What to do ::
Look through the records below, count the lines with the word "WHOI", and reply with only the number.

Material provided ::
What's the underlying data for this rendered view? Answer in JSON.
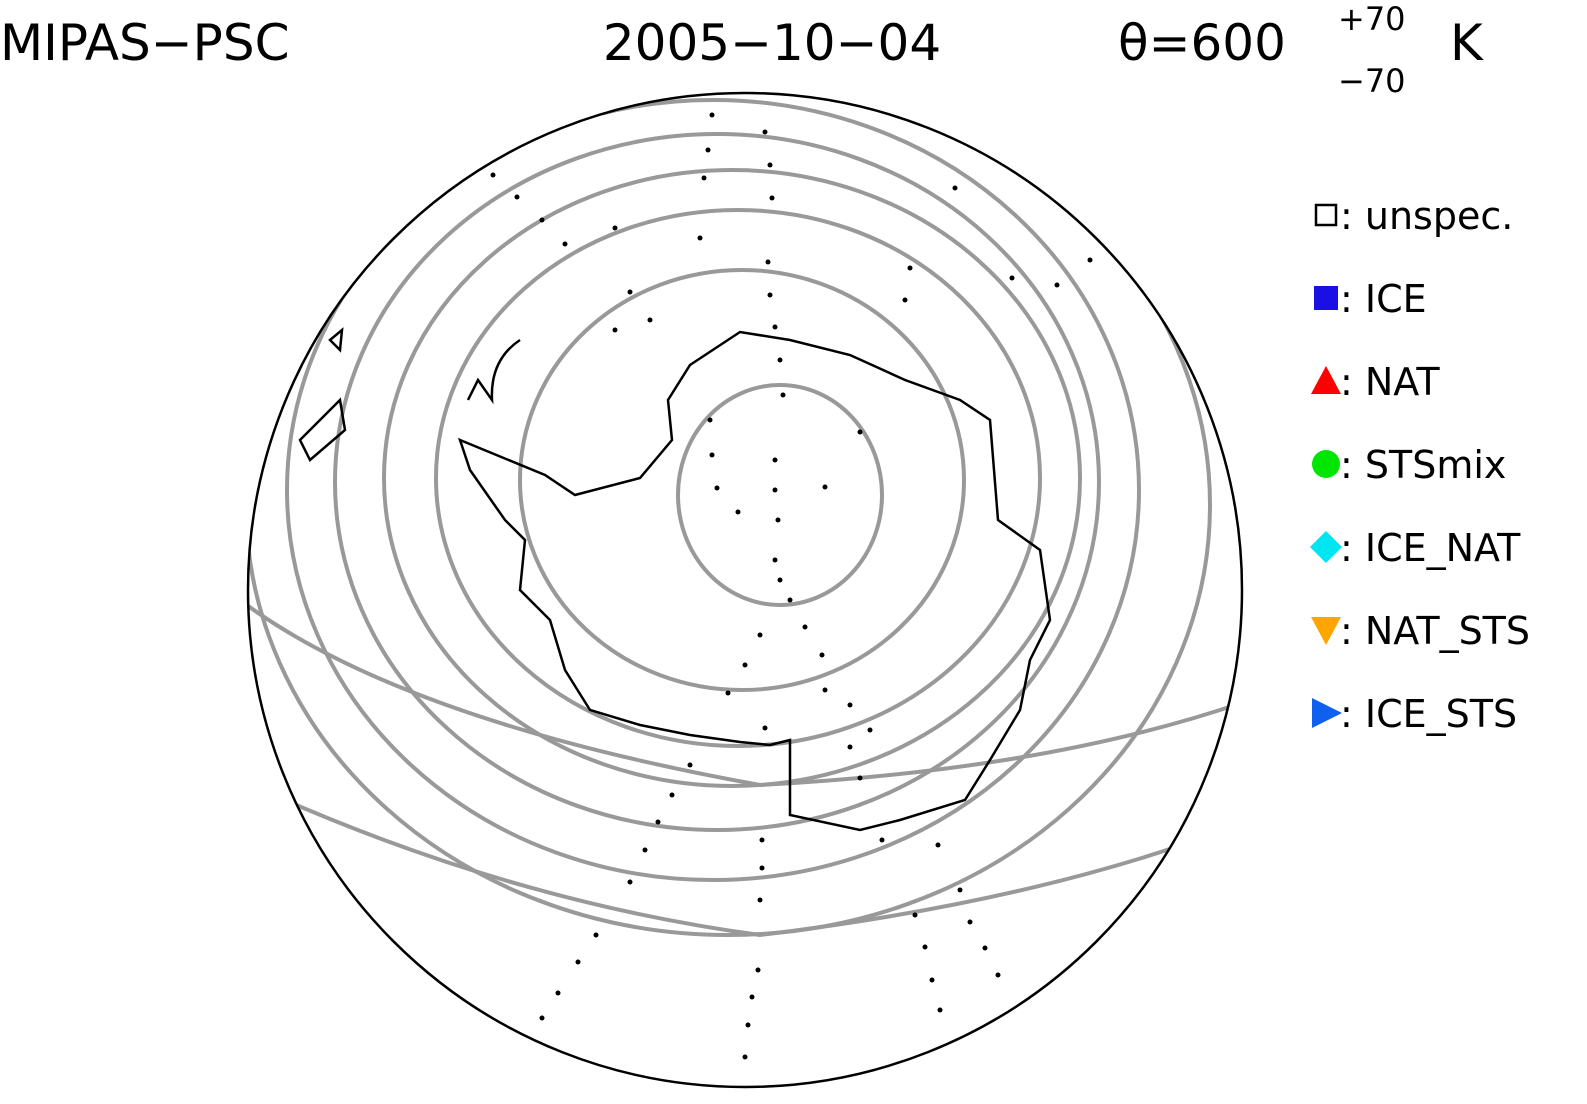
{
  "header": {
    "title": "MIPAS−PSC",
    "date": "2005−10−04",
    "theta": "θ=600",
    "upper": "+70",
    "lower": "−70",
    "unit": "K"
  },
  "legend": [
    {
      "label": ": unspec.",
      "shape": "open-square",
      "color": "#000000"
    },
    {
      "label": ": ICE",
      "shape": "square",
      "color": "#1a10e6"
    },
    {
      "label": ": NAT",
      "shape": "triangle-up",
      "color": "#ff0000"
    },
    {
      "label": ": STSmix",
      "shape": "circle",
      "color": "#00e600"
    },
    {
      "label": ": ICE_NAT",
      "shape": "diamond",
      "color": "#00e6f0"
    },
    {
      "label": ": NAT_STS",
      "shape": "triangle-down",
      "color": "#ffa500"
    },
    {
      "label": ": ICE_STS",
      "shape": "triangle-right",
      "color": "#1060f0"
    }
  ]
}
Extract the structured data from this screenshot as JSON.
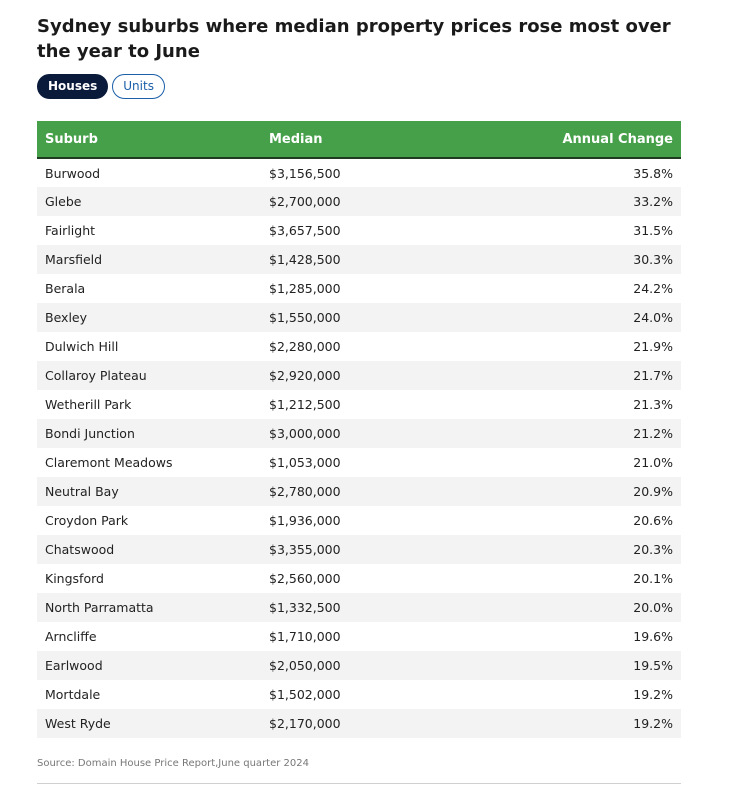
{
  "title": "Sydney suburbs where median property prices rose most over the year to June",
  "tabs": [
    {
      "label": "Houses",
      "active": true
    },
    {
      "label": "Units",
      "active": false
    }
  ],
  "colors": {
    "header_bg": "#46a04a",
    "active_tab_bg": "#0a1a3a",
    "inactive_tab_text": "#1a5fa8"
  },
  "source": "Source: Domain House Price Report,June quarter 2024",
  "chart_data": {
    "type": "table",
    "columns": [
      "Suburb",
      "Median",
      "Annual Change"
    ],
    "rows": [
      [
        "Burwood",
        "$3,156,500",
        "35.8%"
      ],
      [
        "Glebe",
        "$2,700,000",
        "33.2%"
      ],
      [
        "Fairlight",
        "$3,657,500",
        "31.5%"
      ],
      [
        "Marsfield",
        "$1,428,500",
        "30.3%"
      ],
      [
        "Berala",
        "$1,285,000",
        "24.2%"
      ],
      [
        "Bexley",
        "$1,550,000",
        "24.0%"
      ],
      [
        "Dulwich Hill",
        "$2,280,000",
        "21.9%"
      ],
      [
        "Collaroy Plateau",
        "$2,920,000",
        "21.7%"
      ],
      [
        "Wetherill Park",
        "$1,212,500",
        "21.3%"
      ],
      [
        "Bondi Junction",
        "$3,000,000",
        "21.2%"
      ],
      [
        "Claremont Meadows",
        "$1,053,000",
        "21.0%"
      ],
      [
        "Neutral Bay",
        "$2,780,000",
        "20.9%"
      ],
      [
        "Croydon Park",
        "$1,936,000",
        "20.6%"
      ],
      [
        "Chatswood",
        "$3,355,000",
        "20.3%"
      ],
      [
        "Kingsford",
        "$2,560,000",
        "20.1%"
      ],
      [
        "North Parramatta",
        "$1,332,500",
        "20.0%"
      ],
      [
        "Arncliffe",
        "$1,710,000",
        "19.6%"
      ],
      [
        "Earlwood",
        "$2,050,000",
        "19.5%"
      ],
      [
        "Mortdale",
        "$1,502,000",
        "19.2%"
      ],
      [
        "West Ryde",
        "$2,170,000",
        "19.2%"
      ]
    ]
  }
}
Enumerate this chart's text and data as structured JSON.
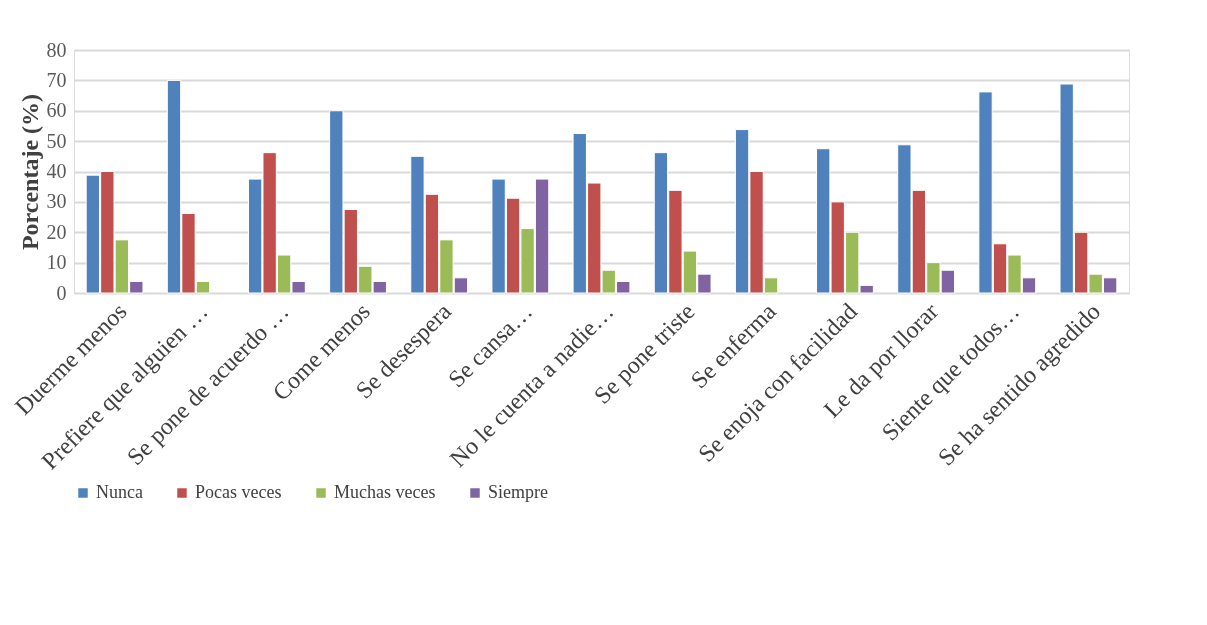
{
  "chart_data": {
    "type": "bar",
    "ylabel": "Porcentaje (%)",
    "categories": [
      "Duerme menos",
      "Prefiere que alguien …",
      "Se pone de acuerdo …",
      "Come menos",
      "Se desespera",
      "Se cansa…",
      "No le cuenta a nadie…",
      "Se pone triste",
      "Se enferma",
      "Se enoja con facilidad",
      "Le da por llorar",
      "Siente que todos…",
      "Se ha sentido agredido"
    ],
    "series": [
      {
        "name": "Nunca",
        "color": "#4f81bd",
        "values": [
          38.8,
          70,
          37.5,
          60,
          45,
          37.5,
          52.5,
          46.2,
          53.8,
          47.5,
          48.8,
          66.2,
          68.8
        ]
      },
      {
        "name": "Pocas veces",
        "color": "#c0504d",
        "values": [
          40,
          26.2,
          46.2,
          27.5,
          32.5,
          31.2,
          36.2,
          33.8,
          40,
          30,
          33.8,
          16.2,
          20
        ]
      },
      {
        "name": "Muchas veces",
        "color": "#9bbb59",
        "values": [
          17.5,
          3.8,
          12.5,
          8.8,
          17.5,
          21.2,
          7.5,
          13.8,
          5,
          20,
          10,
          12.5,
          6.2
        ]
      },
      {
        "name": "Siempre",
        "color": "#8064a2",
        "values": [
          3.8,
          null,
          3.8,
          3.8,
          5,
          37.5,
          3.8,
          6.2,
          null,
          2.5,
          7.5,
          5,
          5
        ]
      }
    ],
    "ylim": [
      0,
      80
    ],
    "yticks": [
      0,
      10,
      20,
      30,
      40,
      50,
      60,
      70,
      80
    ],
    "grid": "y",
    "legend": "bottom"
  }
}
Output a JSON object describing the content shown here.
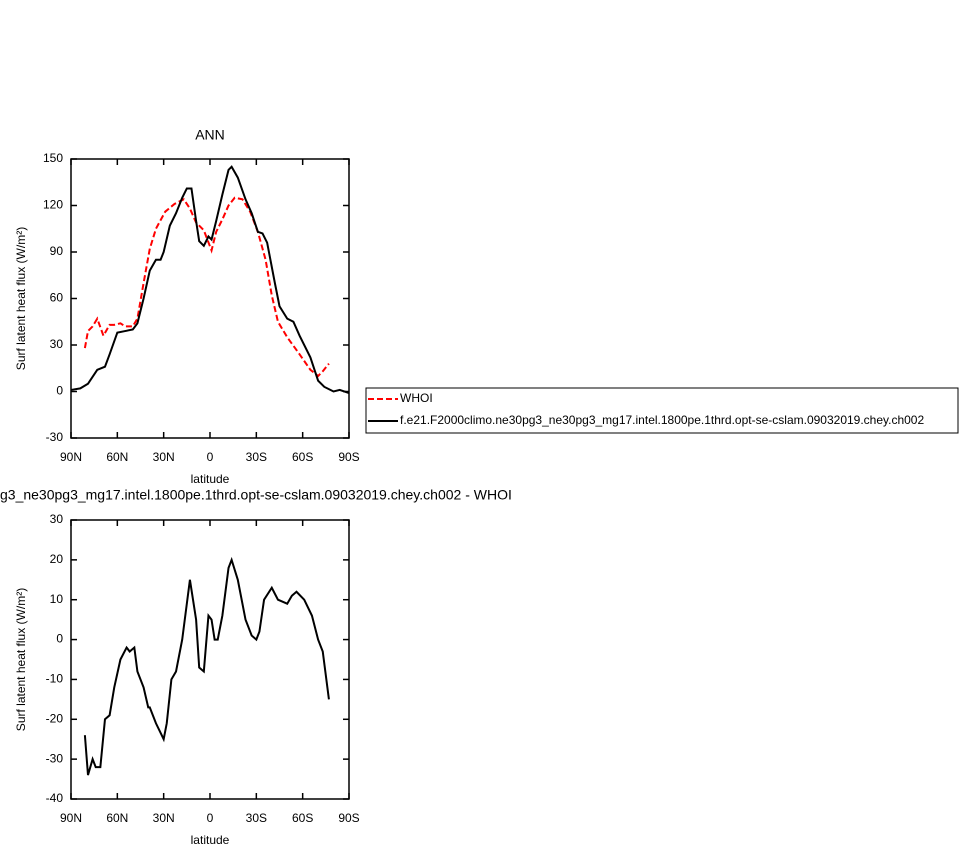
{
  "chart_data": [
    {
      "type": "line",
      "title": "ANN",
      "xlabel": "latitude",
      "ylabel": "Surf latent heat flux (W/m²)",
      "xlim": [
        90,
        -90
      ],
      "ylim": [
        -30,
        150
      ],
      "xticks": [
        {
          "value": 90,
          "label": "90N"
        },
        {
          "value": 60,
          "label": "60N"
        },
        {
          "value": 30,
          "label": "30N"
        },
        0,
        {
          "value": -30,
          "label": "30S"
        },
        {
          "value": -60,
          "label": "60S"
        },
        {
          "value": -90,
          "label": "90S"
        }
      ],
      "yticks": [
        -30,
        0,
        30,
        60,
        90,
        120,
        150
      ],
      "series": [
        {
          "name": "WHOI",
          "color": "#ff0000",
          "line_style": "dashed",
          "x": [
            81,
            79,
            76,
            73,
            69,
            65,
            62,
            58,
            55,
            50,
            47,
            43,
            39,
            35,
            29,
            23,
            17,
            13,
            9,
            4,
            -1,
            -4,
            -8,
            -12,
            -16,
            -21,
            -26,
            -31,
            -36,
            -40,
            -44,
            -50,
            -58,
            -65,
            -70,
            -73,
            -77
          ],
          "values": [
            28,
            39,
            42,
            47,
            36,
            43,
            43,
            44,
            42,
            42,
            47,
            70,
            92,
            105,
            116,
            121,
            124,
            118,
            109,
            104,
            91,
            103,
            111,
            120,
            125,
            124,
            116,
            103,
            85,
            62,
            45,
            35,
            24,
            14,
            10,
            13,
            18
          ]
        },
        {
          "name": "f.e21.F2000climo.ne30pg3_ne30pg3_mg17.intel.1800pe.1thrd.opt-se-cslam.09032019.chey.ch002",
          "color": "#000000",
          "line_style": "solid",
          "x": [
            90,
            84,
            79,
            73,
            68,
            65,
            60,
            55,
            50,
            47,
            43,
            39,
            35,
            32,
            30,
            26,
            22,
            18,
            15,
            12,
            9,
            7,
            4,
            1,
            -1,
            -4,
            -8,
            -12,
            -14,
            -18,
            -23,
            -27,
            -31,
            -34,
            -37,
            -42,
            -45,
            -50,
            -54,
            -58,
            -65,
            -70,
            -74,
            -80,
            -84,
            -90
          ],
          "values": [
            1,
            2,
            5,
            14,
            16,
            24,
            38,
            39,
            40,
            44,
            60,
            78,
            85,
            85,
            90,
            107,
            115,
            125,
            131,
            131,
            110,
            97,
            94,
            100,
            98,
            110,
            127,
            143,
            145,
            138,
            124,
            115,
            103,
            102,
            96,
            70,
            55,
            47,
            45,
            36,
            22,
            7,
            3,
            0,
            1,
            -1
          ]
        }
      ]
    },
    {
      "type": "line",
      "title": "g3_ne30pg3_mg17.intel.1800pe.1thrd.opt-se-cslam.09032019.chey.ch002 - WHOI",
      "xlabel": "latitude",
      "ylabel": "Surf latent heat flux (W/m²)",
      "xlim": [
        90,
        -90
      ],
      "ylim": [
        -40,
        30
      ],
      "xticks": [
        {
          "value": 90,
          "label": "90N"
        },
        {
          "value": 60,
          "label": "60N"
        },
        {
          "value": 30,
          "label": "30N"
        },
        0,
        {
          "value": -30,
          "label": "30S"
        },
        {
          "value": -60,
          "label": "60S"
        },
        {
          "value": -90,
          "label": "90S"
        }
      ],
      "yticks": [
        -40,
        -30,
        -20,
        -10,
        0,
        10,
        20,
        30
      ],
      "series": [
        {
          "color": "#000000",
          "line_style": "solid",
          "x": [
            81,
            79,
            76,
            74,
            71,
            68,
            65,
            62,
            58,
            54,
            52,
            49,
            47,
            43,
            40,
            39,
            35,
            30,
            28,
            25,
            22,
            18,
            13,
            9,
            7,
            4,
            1,
            -1,
            -3,
            -5,
            -8,
            -12,
            -14,
            -18,
            -23,
            -27,
            -30,
            -32,
            -35,
            -40,
            -44,
            -50,
            -53,
            -56,
            -61,
            -66,
            -70,
            -73,
            -77
          ],
          "values": [
            -24,
            -34,
            -30,
            -32,
            -32,
            -20,
            -19,
            -12,
            -5,
            -2,
            -3,
            -2,
            -8,
            -12,
            -17,
            -17,
            -21,
            -25,
            -21,
            -10,
            -8,
            0,
            15,
            5,
            -7,
            -8,
            6,
            5,
            0,
            0,
            6,
            18,
            20,
            15,
            5,
            1,
            0,
            2,
            10,
            13,
            10,
            9,
            11,
            12,
            10,
            6,
            0,
            -3,
            -15
          ]
        }
      ]
    }
  ]
}
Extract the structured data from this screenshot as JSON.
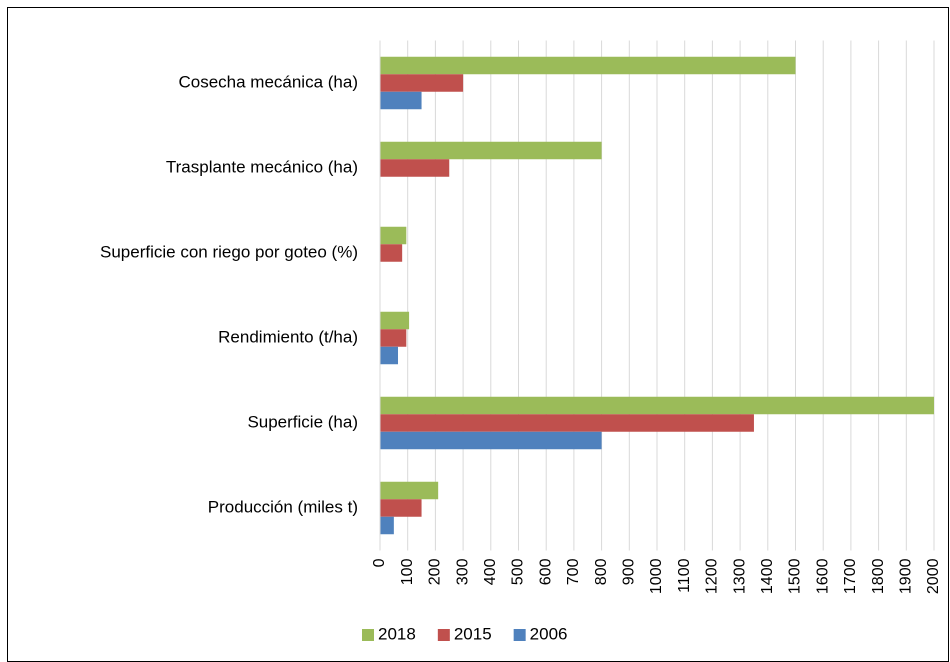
{
  "chart_data": {
    "type": "barh",
    "categories": [
      "Cosecha mecánica (ha)",
      "Trasplante mecánico (ha)",
      "Superficie con riego por goteo (%)",
      "Rendimiento (t/ha)",
      "Superficie (ha)",
      "Producción (miles t)"
    ],
    "series": [
      {
        "name": "2018",
        "color": "#9bbb59",
        "values": [
          1500,
          800,
          95,
          105,
          2000,
          210
        ]
      },
      {
        "name": "2015",
        "color": "#c0504d",
        "values": [
          300,
          250,
          80,
          95,
          1350,
          150
        ]
      },
      {
        "name": "2006",
        "color": "#4f81bd",
        "values": [
          150,
          null,
          null,
          65,
          800,
          50
        ]
      }
    ],
    "xlim": [
      0,
      2000
    ],
    "xticks": [
      0,
      100,
      200,
      300,
      400,
      500,
      600,
      700,
      800,
      900,
      1000,
      1100,
      1200,
      1300,
      1400,
      1500,
      1600,
      1700,
      1800,
      1900,
      2000
    ],
    "grid": true,
    "legend": "bottom"
  }
}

Answer to the exercise ::
2